◆ EXERCISE DETAILS ◆
Transcribe each line exactly.

◆ MATERIAL FOR THE TASK ◆
════

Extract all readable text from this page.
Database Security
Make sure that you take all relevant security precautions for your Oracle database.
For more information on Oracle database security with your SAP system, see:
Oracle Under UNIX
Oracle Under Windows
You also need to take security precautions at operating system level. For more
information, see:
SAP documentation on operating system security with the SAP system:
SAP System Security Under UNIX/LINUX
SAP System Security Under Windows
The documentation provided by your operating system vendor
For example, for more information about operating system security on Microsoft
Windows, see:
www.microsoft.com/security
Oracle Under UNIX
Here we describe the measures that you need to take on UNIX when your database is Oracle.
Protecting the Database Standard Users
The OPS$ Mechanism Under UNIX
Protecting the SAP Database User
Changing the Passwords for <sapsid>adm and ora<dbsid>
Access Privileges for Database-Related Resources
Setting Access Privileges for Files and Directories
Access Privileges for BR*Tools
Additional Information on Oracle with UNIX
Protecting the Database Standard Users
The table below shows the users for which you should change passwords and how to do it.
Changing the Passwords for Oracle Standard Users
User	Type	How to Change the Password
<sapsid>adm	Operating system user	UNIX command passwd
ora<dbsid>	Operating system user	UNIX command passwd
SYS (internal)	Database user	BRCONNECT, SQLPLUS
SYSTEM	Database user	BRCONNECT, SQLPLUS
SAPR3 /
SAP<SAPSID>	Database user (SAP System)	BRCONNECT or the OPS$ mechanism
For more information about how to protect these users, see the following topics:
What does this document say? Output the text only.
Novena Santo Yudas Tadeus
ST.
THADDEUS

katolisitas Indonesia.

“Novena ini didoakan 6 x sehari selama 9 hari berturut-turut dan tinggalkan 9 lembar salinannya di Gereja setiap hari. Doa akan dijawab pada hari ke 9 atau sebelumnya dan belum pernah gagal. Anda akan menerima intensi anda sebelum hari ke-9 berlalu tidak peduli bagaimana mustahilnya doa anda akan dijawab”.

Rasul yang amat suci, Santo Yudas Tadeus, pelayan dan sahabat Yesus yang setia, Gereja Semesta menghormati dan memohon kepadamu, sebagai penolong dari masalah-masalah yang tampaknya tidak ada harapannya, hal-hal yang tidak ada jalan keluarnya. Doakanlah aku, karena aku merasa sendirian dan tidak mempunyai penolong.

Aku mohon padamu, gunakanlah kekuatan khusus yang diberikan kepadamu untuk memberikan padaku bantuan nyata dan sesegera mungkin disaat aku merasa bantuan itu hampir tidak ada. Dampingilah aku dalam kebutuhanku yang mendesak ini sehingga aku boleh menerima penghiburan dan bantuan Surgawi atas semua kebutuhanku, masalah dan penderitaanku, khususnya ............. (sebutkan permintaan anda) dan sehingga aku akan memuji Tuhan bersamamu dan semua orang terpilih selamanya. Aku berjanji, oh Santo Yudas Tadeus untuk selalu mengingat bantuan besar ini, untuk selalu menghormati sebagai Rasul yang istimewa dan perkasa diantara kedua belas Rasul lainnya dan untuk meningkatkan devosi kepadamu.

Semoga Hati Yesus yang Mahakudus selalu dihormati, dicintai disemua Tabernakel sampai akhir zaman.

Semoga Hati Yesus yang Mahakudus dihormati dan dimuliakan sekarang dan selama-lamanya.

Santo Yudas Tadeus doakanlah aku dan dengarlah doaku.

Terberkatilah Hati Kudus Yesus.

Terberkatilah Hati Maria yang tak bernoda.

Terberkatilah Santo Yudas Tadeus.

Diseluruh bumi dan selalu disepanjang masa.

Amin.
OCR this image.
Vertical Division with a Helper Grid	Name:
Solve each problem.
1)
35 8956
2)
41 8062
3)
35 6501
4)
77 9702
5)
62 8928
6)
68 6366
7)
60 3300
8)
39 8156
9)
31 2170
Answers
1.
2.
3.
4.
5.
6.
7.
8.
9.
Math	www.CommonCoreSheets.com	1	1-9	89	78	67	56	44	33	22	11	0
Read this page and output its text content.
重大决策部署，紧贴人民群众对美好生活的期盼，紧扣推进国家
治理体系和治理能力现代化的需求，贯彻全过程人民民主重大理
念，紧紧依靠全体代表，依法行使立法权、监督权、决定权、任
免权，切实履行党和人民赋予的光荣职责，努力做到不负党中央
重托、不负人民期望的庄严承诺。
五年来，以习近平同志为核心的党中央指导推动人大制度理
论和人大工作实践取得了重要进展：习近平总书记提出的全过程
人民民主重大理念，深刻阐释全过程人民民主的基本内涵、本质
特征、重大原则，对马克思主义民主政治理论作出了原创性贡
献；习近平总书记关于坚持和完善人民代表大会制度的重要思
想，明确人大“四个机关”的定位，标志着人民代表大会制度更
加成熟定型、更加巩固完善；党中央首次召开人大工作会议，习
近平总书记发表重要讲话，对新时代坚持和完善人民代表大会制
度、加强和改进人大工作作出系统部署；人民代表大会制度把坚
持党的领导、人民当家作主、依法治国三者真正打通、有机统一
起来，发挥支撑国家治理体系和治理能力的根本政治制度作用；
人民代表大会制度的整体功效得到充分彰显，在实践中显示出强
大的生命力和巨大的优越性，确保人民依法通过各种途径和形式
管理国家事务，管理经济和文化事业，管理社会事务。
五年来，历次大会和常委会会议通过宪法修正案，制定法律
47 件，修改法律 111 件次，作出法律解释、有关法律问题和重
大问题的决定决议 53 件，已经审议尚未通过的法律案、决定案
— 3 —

════

◆ FINAL ANSWER ◆
Extract all readable text from this page.
Database Security
Make sure that you take all relevant security precautions for your Oracle database.
For more information on Oracle database security with your SAP system, see:
Oracle Under UNIX
Oracle Under Windows
You also need to take security precautions at operating system level. For more
information, see:
SAP documentation on operating system security with the SAP system:
SAP System Security Under UNIX/LINUX
SAP System Security Under Windows
The documentation provided by your operating system vendor
For example, for more information about operating system security on Microsoft
Windows, see:
www.microsoft.com/security
Oracle Under UNIX
Here we describe the measures that you need to take on UNIX when your database is Oracle.
Protecting the Database Standard Users
The OPS$ Mechanism Under UNIX
Protecting the SAP Database User
Changing the Passwords for <sapsid>adm and ora<dbsid>
Access Privileges for Database-Related Resources
Setting Access Privileges for Files and Directories
Access Privileges for BR*Tools
Additional Information on Oracle with UNIX
Protecting the Database Standard Users
The table below shows the users for which you should change passwords and how to do it.
Changing the Passwords for Oracle Standard Users
User	Type	How to Change the Password
<sapsid>adm	Operating system user	UNIX command passwd
ora<dbsid>	Operating system user	UNIX command passwd
SYS (internal)	Database user	BRCONNECT, SQLPLUS
SYSTEM	Database user	BRCONNECT, SQLPLUS
SAPR3 /
SAP<SAPSID>	Database user (SAP System)	BRCONNECT or the OPS$ mechanism
For more information about how to protect these users, see the following topics:
What does this document say? Output the text only.
Novena Santo Yudas Tadeus
ST.
THADDEUS

katolisitas Indonesia.

“Novena ini didoakan 6 x sehari selama 9 hari berturut-turut dan tinggalkan 9 lembar salinannya di Gereja setiap hari. Doa akan dijawab pada hari ke 9 atau sebelumnya dan belum pernah gagal. Anda akan menerima intensi anda sebelum hari ke-9 berlalu tidak peduli bagaimana mustahilnya doa anda akan dijawab”.

Rasul yang amat suci, Santo Yudas Tadeus, pelayan dan sahabat Yesus yang setia, Gereja Semesta menghormati dan memohon kepadamu, sebagai penolong dari masalah-masalah yang tampaknya tidak ada harapannya, hal-hal yang tidak ada jalan keluarnya. Doakanlah aku, karena aku merasa sendirian dan tidak mempunyai penolong.

Aku mohon padamu, gunakanlah kekuatan khusus yang diberikan kepadamu untuk memberikan padaku bantuan nyata dan sesegera mungkin disaat aku merasa bantuan itu hampir tidak ada. Dampingilah aku dalam kebutuhanku yang mendesak ini sehingga aku boleh menerima penghiburan dan bantuan Surgawi atas semua kebutuhanku, masalah dan penderitaanku, khususnya ............. (sebutkan permintaan anda) dan sehingga aku akan memuji Tuhan bersamamu dan semua orang terpilih selamanya. Aku berjanji, oh Santo Yudas Tadeus untuk selalu mengingat bantuan besar ini, untuk selalu menghormati sebagai Rasul yang istimewa dan perkasa diantara kedua belas Rasul lainnya dan untuk meningkatkan devosi kepadamu.

Semoga Hati Yesus yang Mahakudus selalu dihormati, dicintai disemua Tabernakel sampai akhir zaman.

Semoga Hati Yesus yang Mahakudus dihormati dan dimuliakan sekarang dan selama-lamanya.

Santo Yudas Tadeus doakanlah aku dan dengarlah doaku.

Terberkatilah Hati Kudus Yesus.

Terberkatilah Hati Maria yang tak bernoda.

Terberkatilah Santo Yudas Tadeus.

Diseluruh bumi dan selalu disepanjang masa.

Amin.
OCR this image.
Vertical Division with a Helper Grid	Name:
Solve each problem.
1)
35 8956
2)
41 8062
3)
35 6501
4)
77 9702
5)
62 8928
6)
68 6366
7)
60 3300
8)
39 8156
9)
31 2170
Answers
1.
2.
3.
4.
5.
6.
7.
8.
9.
Math	www.CommonCoreSheets.com	1	1-9	89	78	67	56	44	33	22	11	0
Read this page and output its text content.
重大决策部署，紧贴人民群众对美好生活的期盼，紧扣推进国家
治理体系和治理能力现代化的需求，贯彻全过程人民民主重大理
念，紧紧依靠全体代表，依法行使立法权、监督权、决定权、任
免权，切实履行党和人民赋予的光荣职责，努力做到不负党中央
重托、不负人民期望的庄严承诺。
五年来，以习近平同志为核心的党中央指导推动人大制度理
论和人大工作实践取得了重要进展：习近平总书记提出的全过程
人民民主重大理念，深刻阐释全过程人民民主的基本内涵、本质
特征、重大原则，对马克思主义民主政治理论作出了原创性贡
献；习近平总书记关于坚持和完善人民代表大会制度的重要思
想，明确人大“四个机关”的定位，标志着人民代表大会制度更
加成熟定型、更加巩固完善；党中央首次召开人大工作会议，习
近平总书记发表重要讲话，对新时代坚持和完善人民代表大会制
度、加强和改进人大工作作出系统部署；人民代表大会制度把坚
持党的领导、人民当家作主、依法治国三者真正打通、有机统一
起来，发挥支撑国家治理体系和治理能力的根本政治制度作用；
人民代表大会制度的整体功效得到充分彰显，在实践中显示出强
大的生命力和巨大的优越性，确保人民依法通过各种途径和形式
管理国家事务，管理经济和文化事业，管理社会事务。
五年来，历次大会和常委会会议通过宪法修正案，制定法律
47 件，修改法律 111 件次，作出法律解释、有关法律问题和重
大问题的决定决议 53 件，已经审议尚未通过的法律案、决定案
— 3 —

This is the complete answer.